> Short task:
From the listing below, pull out the lines that hold "color".

> Raw records:
• • •

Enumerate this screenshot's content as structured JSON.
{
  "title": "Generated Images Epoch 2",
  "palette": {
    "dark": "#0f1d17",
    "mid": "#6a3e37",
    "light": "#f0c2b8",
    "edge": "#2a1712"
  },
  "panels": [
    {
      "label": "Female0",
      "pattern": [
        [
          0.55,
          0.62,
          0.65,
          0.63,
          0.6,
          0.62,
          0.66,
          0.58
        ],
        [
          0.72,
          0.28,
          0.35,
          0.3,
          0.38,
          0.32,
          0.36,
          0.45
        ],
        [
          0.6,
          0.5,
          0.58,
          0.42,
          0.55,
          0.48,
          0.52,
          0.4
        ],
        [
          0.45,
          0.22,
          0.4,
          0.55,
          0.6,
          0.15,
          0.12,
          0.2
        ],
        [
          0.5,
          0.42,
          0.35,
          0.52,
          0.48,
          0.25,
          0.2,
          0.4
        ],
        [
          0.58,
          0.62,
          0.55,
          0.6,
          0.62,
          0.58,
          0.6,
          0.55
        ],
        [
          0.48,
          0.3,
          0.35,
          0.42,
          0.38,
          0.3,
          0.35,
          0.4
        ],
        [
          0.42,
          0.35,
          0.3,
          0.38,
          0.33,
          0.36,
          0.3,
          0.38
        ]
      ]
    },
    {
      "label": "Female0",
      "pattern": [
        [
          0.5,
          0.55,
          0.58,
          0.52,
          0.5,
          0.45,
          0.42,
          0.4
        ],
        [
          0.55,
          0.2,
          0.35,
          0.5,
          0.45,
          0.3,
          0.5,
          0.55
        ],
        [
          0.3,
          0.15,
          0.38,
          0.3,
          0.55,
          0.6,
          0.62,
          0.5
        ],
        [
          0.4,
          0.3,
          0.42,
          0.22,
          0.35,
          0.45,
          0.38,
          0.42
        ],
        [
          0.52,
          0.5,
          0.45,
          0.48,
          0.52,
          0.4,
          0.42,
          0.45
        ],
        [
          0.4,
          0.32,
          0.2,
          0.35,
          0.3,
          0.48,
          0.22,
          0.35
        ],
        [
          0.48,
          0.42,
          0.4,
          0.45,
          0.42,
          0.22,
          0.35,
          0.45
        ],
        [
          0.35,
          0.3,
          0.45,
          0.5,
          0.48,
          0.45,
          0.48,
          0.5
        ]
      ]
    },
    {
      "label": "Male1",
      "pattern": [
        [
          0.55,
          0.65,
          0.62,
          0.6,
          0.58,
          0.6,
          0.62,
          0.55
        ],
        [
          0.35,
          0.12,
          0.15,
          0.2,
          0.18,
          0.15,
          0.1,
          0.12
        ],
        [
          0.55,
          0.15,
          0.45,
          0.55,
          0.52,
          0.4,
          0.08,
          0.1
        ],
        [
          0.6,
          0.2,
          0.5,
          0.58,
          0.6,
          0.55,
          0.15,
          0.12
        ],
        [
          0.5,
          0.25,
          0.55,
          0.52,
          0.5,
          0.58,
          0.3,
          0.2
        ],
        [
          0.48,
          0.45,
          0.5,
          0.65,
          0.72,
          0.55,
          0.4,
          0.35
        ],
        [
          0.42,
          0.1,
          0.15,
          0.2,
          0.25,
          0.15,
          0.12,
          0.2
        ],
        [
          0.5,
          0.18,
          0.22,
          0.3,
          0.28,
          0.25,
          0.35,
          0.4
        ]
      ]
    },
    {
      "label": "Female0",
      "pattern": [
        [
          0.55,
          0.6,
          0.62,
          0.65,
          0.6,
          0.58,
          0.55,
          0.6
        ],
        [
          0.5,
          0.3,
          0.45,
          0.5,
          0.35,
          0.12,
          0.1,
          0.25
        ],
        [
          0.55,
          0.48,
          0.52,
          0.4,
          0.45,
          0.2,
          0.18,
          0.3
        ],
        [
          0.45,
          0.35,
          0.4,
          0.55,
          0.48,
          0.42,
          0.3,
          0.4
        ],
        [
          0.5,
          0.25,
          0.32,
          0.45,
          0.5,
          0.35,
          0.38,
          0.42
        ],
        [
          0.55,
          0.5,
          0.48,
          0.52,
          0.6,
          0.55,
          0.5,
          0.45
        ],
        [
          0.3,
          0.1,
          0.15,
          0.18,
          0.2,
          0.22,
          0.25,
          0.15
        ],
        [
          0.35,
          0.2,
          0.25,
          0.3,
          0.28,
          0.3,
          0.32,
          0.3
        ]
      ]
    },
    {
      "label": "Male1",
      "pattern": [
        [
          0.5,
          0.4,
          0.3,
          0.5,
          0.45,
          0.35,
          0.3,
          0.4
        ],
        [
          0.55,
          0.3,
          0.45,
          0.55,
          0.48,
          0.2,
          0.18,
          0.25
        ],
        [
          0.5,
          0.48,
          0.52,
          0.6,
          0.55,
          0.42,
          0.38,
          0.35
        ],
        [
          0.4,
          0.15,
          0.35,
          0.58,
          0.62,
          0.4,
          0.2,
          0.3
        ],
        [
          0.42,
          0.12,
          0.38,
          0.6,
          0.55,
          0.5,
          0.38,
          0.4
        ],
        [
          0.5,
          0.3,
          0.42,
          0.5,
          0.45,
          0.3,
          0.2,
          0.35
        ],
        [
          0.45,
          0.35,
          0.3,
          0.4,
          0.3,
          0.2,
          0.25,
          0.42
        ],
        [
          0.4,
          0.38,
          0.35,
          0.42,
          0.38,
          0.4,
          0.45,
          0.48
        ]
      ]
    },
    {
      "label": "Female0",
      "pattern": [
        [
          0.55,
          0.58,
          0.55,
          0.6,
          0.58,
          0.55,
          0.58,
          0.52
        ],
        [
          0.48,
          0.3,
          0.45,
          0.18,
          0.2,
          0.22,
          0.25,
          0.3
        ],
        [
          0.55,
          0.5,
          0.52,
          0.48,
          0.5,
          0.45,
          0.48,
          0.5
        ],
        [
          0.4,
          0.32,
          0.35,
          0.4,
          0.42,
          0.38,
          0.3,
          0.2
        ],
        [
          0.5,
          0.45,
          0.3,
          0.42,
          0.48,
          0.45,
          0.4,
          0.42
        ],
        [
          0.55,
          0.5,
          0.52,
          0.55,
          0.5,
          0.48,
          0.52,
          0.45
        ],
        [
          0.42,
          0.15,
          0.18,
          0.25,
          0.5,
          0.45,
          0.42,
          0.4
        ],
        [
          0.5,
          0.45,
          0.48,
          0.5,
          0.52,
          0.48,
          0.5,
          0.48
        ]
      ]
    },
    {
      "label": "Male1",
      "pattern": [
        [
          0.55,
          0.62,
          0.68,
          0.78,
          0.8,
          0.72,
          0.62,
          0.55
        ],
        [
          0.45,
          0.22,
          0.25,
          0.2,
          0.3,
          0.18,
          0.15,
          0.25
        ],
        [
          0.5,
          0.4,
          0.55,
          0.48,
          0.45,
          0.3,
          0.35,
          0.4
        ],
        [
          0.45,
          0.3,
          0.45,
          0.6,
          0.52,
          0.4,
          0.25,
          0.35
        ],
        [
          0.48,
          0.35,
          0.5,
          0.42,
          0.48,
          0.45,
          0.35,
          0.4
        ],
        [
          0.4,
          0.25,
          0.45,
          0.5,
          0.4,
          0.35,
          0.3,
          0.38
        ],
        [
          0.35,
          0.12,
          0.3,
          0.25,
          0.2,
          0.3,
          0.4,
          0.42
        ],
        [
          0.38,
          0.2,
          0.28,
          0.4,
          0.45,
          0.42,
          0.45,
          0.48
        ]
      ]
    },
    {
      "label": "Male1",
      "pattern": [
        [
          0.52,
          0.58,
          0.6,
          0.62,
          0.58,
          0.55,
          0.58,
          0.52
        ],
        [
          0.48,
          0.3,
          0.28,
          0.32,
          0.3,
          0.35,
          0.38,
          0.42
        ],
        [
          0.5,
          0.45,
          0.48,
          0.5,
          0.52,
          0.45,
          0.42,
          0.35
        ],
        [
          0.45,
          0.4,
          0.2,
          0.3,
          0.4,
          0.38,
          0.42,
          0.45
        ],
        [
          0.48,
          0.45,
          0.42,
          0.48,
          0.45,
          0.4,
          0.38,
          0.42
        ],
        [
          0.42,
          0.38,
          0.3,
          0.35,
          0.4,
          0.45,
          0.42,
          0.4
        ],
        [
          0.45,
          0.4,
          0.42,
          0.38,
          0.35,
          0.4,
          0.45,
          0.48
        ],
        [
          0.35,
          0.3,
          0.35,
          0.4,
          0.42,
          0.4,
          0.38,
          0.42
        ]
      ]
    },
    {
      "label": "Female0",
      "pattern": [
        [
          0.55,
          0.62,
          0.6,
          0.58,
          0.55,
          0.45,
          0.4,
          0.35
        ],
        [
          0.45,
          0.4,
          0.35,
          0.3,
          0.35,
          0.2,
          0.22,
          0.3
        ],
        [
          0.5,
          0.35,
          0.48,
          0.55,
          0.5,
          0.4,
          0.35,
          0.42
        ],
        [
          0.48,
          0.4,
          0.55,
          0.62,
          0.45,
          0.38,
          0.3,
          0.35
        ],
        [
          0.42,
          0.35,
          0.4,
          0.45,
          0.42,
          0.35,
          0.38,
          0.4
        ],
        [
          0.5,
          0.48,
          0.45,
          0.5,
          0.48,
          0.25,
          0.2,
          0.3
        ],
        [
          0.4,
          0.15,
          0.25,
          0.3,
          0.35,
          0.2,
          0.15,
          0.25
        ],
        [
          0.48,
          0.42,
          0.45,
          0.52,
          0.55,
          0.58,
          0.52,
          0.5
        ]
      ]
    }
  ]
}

• • •

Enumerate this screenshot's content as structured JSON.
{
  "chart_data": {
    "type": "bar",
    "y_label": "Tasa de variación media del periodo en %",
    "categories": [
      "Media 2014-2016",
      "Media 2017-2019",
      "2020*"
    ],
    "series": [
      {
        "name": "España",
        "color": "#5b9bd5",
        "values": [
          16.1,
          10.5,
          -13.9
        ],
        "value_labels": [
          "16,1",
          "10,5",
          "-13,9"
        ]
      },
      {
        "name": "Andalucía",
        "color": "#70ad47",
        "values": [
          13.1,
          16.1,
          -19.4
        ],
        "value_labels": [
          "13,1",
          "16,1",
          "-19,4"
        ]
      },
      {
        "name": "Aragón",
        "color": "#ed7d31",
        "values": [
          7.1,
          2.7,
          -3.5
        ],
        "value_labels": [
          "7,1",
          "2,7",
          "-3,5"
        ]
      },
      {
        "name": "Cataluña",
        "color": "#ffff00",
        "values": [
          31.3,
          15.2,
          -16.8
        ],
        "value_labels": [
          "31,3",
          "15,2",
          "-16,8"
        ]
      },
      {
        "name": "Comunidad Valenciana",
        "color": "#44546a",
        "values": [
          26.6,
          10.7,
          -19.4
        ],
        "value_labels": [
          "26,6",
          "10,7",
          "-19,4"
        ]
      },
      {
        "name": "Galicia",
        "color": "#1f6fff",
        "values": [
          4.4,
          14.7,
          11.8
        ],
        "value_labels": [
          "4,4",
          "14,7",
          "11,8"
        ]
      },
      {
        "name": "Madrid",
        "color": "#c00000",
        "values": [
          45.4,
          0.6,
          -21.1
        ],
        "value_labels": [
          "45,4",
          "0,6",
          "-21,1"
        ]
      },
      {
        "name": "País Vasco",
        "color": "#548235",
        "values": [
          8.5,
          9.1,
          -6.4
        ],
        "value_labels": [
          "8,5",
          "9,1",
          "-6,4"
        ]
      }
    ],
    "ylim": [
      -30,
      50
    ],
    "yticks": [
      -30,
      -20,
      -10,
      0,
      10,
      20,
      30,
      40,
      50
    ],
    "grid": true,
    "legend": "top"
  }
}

• • •

> Solution to the problem:
        "color": "#5b9bd5",
        "color": "#70ad47",
        "color": "#ed7d31",
        "color": "#ffff00",
        "color": "#44546a",
        "color": "#1f6fff",
        "color": "#c00000",
        "color": "#548235",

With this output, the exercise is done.